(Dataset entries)
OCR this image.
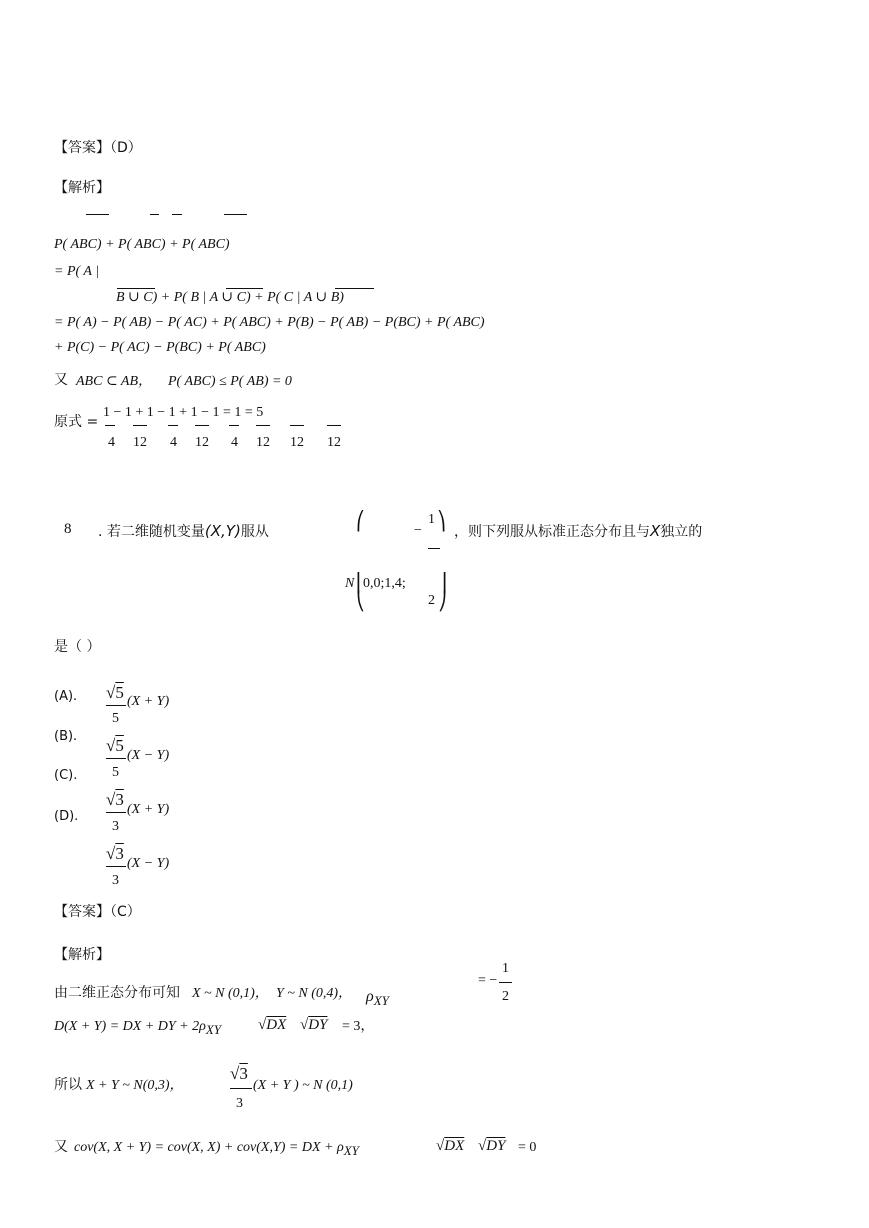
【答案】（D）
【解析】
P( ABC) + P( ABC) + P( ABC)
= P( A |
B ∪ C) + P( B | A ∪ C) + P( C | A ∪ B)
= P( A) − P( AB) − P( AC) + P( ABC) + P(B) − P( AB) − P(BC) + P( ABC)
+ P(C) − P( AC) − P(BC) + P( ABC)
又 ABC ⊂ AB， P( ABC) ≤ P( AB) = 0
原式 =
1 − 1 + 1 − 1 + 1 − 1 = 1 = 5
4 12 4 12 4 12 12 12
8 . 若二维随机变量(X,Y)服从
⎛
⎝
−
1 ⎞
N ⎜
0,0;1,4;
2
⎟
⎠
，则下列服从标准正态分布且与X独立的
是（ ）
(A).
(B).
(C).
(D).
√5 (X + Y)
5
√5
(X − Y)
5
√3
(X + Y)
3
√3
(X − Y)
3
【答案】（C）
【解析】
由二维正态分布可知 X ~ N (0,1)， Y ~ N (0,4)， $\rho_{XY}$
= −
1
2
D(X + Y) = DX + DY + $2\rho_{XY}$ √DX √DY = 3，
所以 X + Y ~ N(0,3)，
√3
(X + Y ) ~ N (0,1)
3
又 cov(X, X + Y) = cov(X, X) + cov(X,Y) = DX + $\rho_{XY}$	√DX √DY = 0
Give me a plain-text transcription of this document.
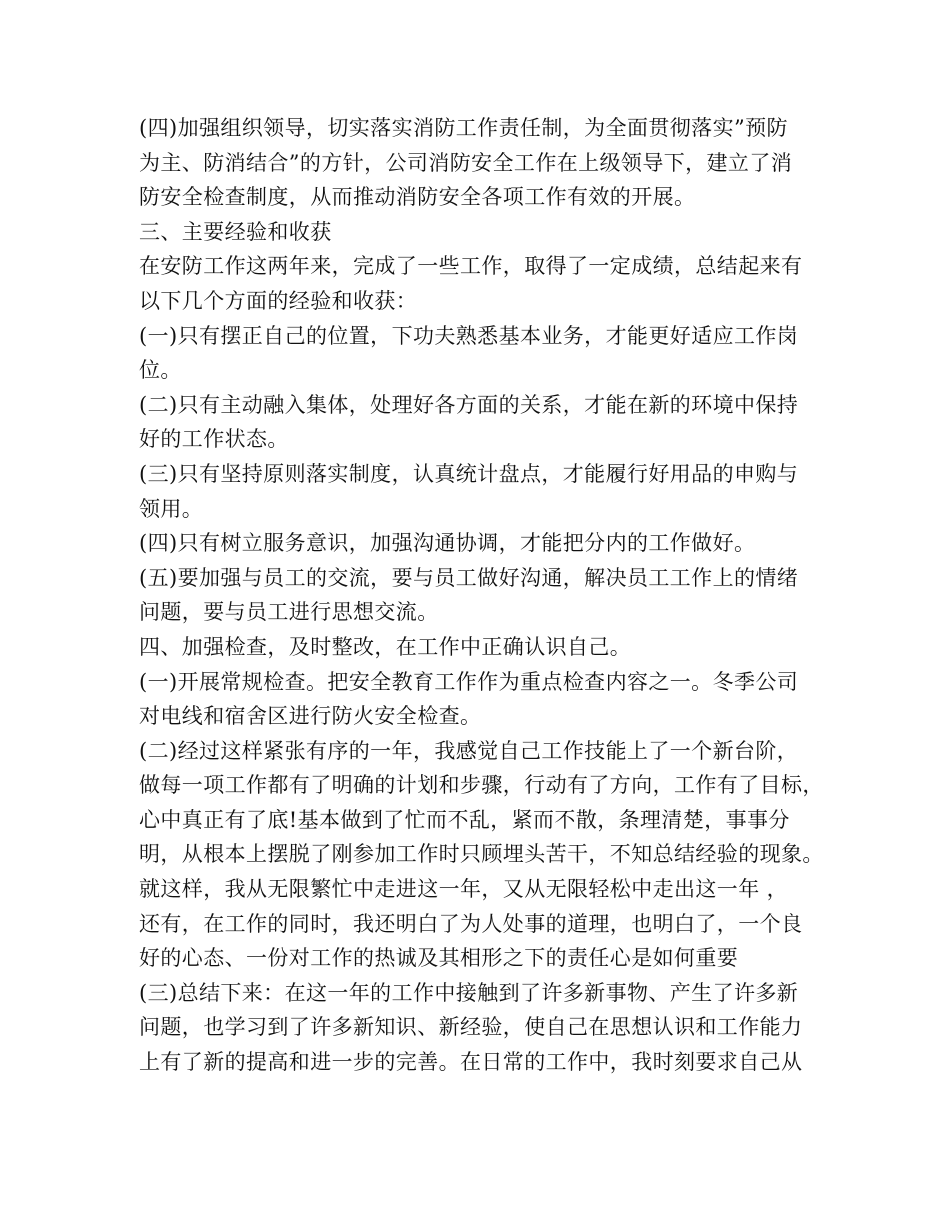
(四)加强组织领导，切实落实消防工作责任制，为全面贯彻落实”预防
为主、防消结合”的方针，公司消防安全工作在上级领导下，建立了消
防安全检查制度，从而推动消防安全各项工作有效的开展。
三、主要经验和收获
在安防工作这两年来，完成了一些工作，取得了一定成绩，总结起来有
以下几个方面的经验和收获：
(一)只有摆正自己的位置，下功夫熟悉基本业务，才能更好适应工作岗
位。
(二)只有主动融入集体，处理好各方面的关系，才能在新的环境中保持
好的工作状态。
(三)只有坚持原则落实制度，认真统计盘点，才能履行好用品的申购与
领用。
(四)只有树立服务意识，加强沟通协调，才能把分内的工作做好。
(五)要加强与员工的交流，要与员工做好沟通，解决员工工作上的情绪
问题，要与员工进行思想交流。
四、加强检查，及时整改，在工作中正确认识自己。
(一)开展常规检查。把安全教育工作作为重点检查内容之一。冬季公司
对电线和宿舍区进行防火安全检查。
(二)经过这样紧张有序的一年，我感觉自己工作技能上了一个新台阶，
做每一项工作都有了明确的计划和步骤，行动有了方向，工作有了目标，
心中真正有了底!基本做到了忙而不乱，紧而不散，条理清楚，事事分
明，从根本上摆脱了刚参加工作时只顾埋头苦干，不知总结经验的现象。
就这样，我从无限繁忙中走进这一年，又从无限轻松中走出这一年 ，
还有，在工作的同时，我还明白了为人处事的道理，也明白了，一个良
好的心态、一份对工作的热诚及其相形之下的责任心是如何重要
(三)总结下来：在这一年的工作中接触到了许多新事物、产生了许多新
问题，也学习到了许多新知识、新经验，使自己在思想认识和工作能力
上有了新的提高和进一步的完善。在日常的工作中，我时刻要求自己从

● WHAT NEEDS TO BE DONE: Reproduce all entries exactly. Pictures do not belong in the copy.

● FULL OUTPUT:
OCR this image.
【答案】（D）
【解析】
P( ABC) + P( ABC) + P( ABC)
= P( A |
B ∪ C) + P( B | A ∪ C) + P( C | A ∪ B)
= P( A) − P( AB) − P( AC) + P( ABC) + P(B) − P( AB) − P(BC) + P( ABC)
+ P(C) − P( AC) − P(BC) + P( ABC)
又 ABC ⊂ AB， P( ABC) ≤ P( AB) = 0
原式 =
1 − 1 + 1 − 1 + 1 − 1 = 1 = 5
4 12 4 12 4 12 12 12
8 . 若二维随机变量(X,Y)服从
⎛
⎝
−
1 ⎞
N ⎜
0,0;1,4;
2
⎟
⎠
，则下列服从标准正态分布且与X独立的
是（ ）
(A).
(B).
(C).
(D).
√5 (X + Y)
5
√5
(X − Y)
5
√3
(X + Y)
3
√3
(X − Y)
3
【答案】（C）
【解析】
由二维正态分布可知 X ~ N (0,1)， Y ~ N (0,4)， $\rho_{XY}$
= −
1
2
D(X + Y) = DX + DY + $2\rho_{XY}$ √DX √DY = 3，
所以 X + Y ~ N(0,3)，
√3
(X + Y ) ~ N (0,1)
3
又 cov(X, X + Y) = cov(X, X) + cov(X,Y) = DX + $\rho_{XY}$	√DX √DY = 0
Give me a plain-text transcription of this document.
(四)加强组织领导，切实落实消防工作责任制，为全面贯彻落实”预防
为主、防消结合”的方针，公司消防安全工作在上级领导下，建立了消
防安全检查制度，从而推动消防安全各项工作有效的开展。
三、主要经验和收获
在安防工作这两年来，完成了一些工作，取得了一定成绩，总结起来有
以下几个方面的经验和收获：
(一)只有摆正自己的位置，下功夫熟悉基本业务，才能更好适应工作岗
位。
(二)只有主动融入集体，处理好各方面的关系，才能在新的环境中保持
好的工作状态。
(三)只有坚持原则落实制度，认真统计盘点，才能履行好用品的申购与
领用。
(四)只有树立服务意识，加强沟通协调，才能把分内的工作做好。
(五)要加强与员工的交流，要与员工做好沟通，解决员工工作上的情绪
问题，要与员工进行思想交流。
四、加强检查，及时整改，在工作中正确认识自己。
(一)开展常规检查。把安全教育工作作为重点检查内容之一。冬季公司
对电线和宿舍区进行防火安全检查。
(二)经过这样紧张有序的一年，我感觉自己工作技能上了一个新台阶，
做每一项工作都有了明确的计划和步骤，行动有了方向，工作有了目标，
心中真正有了底!基本做到了忙而不乱，紧而不散，条理清楚，事事分
明，从根本上摆脱了刚参加工作时只顾埋头苦干，不知总结经验的现象。
就这样，我从无限繁忙中走进这一年，又从无限轻松中走出这一年 ，
还有，在工作的同时，我还明白了为人处事的道理，也明白了，一个良
好的心态、一份对工作的热诚及其相形之下的责任心是如何重要
(三)总结下来：在这一年的工作中接触到了许多新事物、产生了许多新
问题，也学习到了许多新知识、新经验，使自己在思想认识和工作能力
上有了新的提高和进一步的完善。在日常的工作中，我时刻要求自己从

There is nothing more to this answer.